> [Activity] Reproduce the data below in full and exclude every picture.

──────── Data

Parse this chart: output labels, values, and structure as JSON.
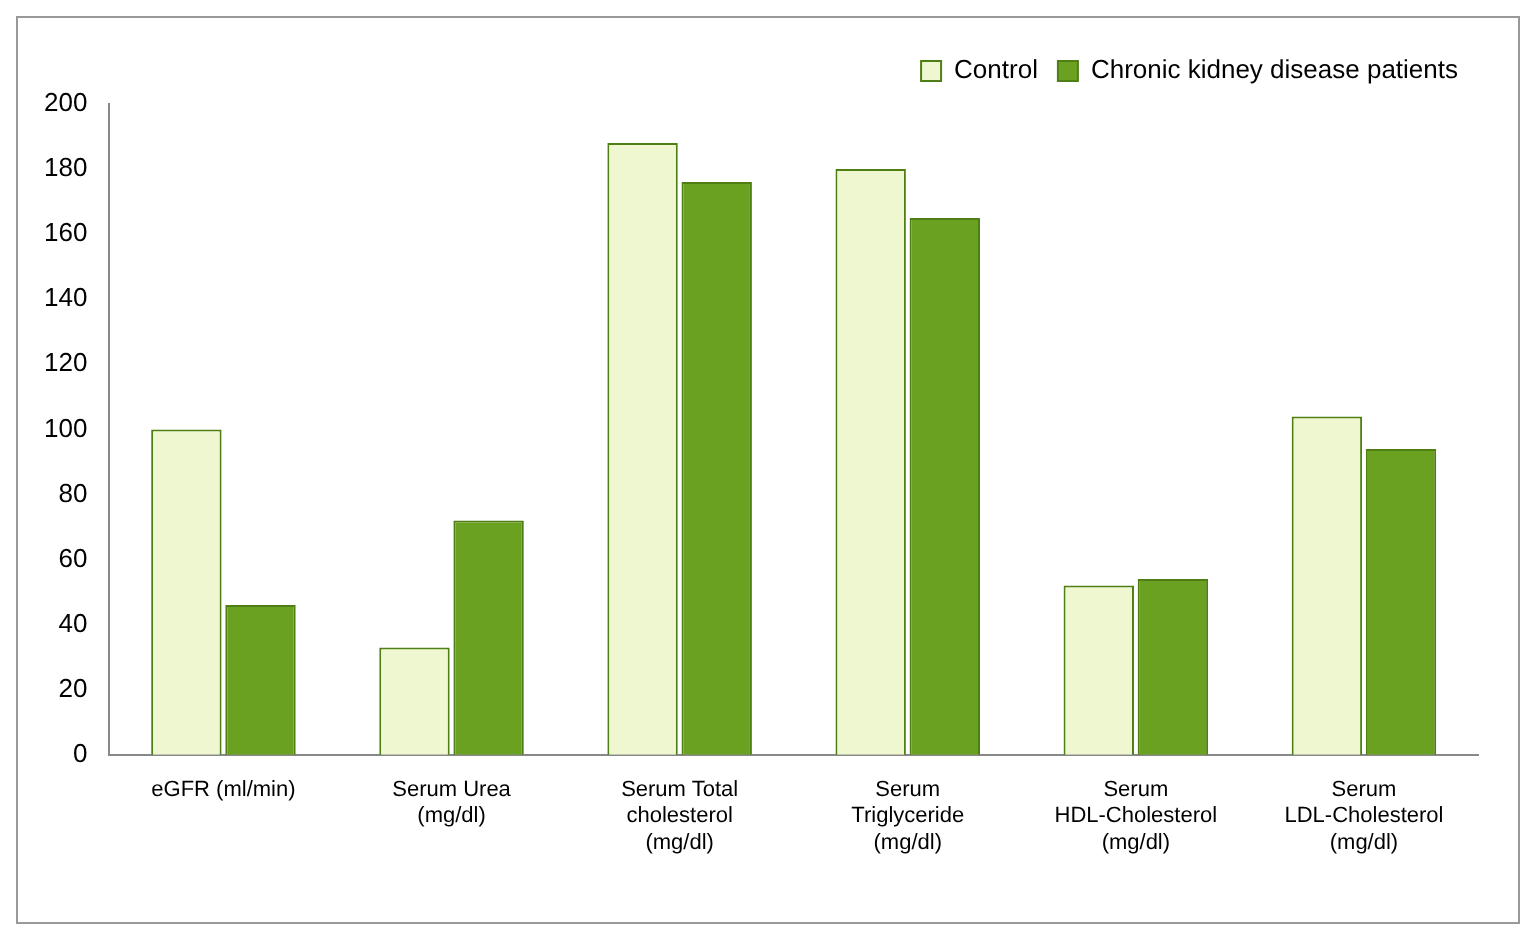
{
  "chart_data": {
    "type": "bar",
    "categories": [
      "eGFR (ml/min)",
      "Serum Urea (mg/dl)",
      "Serum Total cholesterol (mg/dl)",
      "Serum Triglyceride (mg/dl)",
      "Serum HDL-Cholesterol (mg/dl)",
      "Serum LDL-Cholesterol (mg/dl)"
    ],
    "series": [
      {
        "name": "Control",
        "color": "#eef7cf",
        "values": [
          100,
          33,
          188,
          180,
          52,
          104
        ]
      },
      {
        "name": "Chronic kidney disease patients",
        "color": "#6aa121",
        "values": [
          46,
          72,
          176,
          165,
          54,
          94
        ]
      }
    ],
    "ylim": [
      0,
      200
    ],
    "yticks": [
      0,
      20,
      40,
      60,
      80,
      100,
      120,
      140,
      160,
      180,
      200
    ],
    "grid": false,
    "legend": "top right"
  }
}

────────────────

> [Written solution]
Parse this chart: output labels, values, and structure as JSON.
{
  "chart_data": {
    "type": "bar",
    "categories": [
      "eGFR (ml/min)",
      "Serum Urea (mg/dl)",
      "Serum Total cholesterol (mg/dl)",
      "Serum Triglyceride (mg/dl)",
      "Serum HDL-Cholesterol (mg/dl)",
      "Serum LDL-Cholesterol (mg/dl)"
    ],
    "series": [
      {
        "name": "Control",
        "color": "#eef7cf",
        "values": [
          100,
          33,
          188,
          180,
          52,
          104
        ]
      },
      {
        "name": "Chronic kidney disease patients",
        "color": "#6aa121",
        "values": [
          46,
          72,
          176,
          165,
          54,
          94
        ]
      }
    ],
    "ylim": [
      0,
      200
    ],
    "yticks": [
      0,
      20,
      40,
      60,
      80,
      100,
      120,
      140,
      160,
      180,
      200
    ],
    "grid": false,
    "legend": "top right"
  }
}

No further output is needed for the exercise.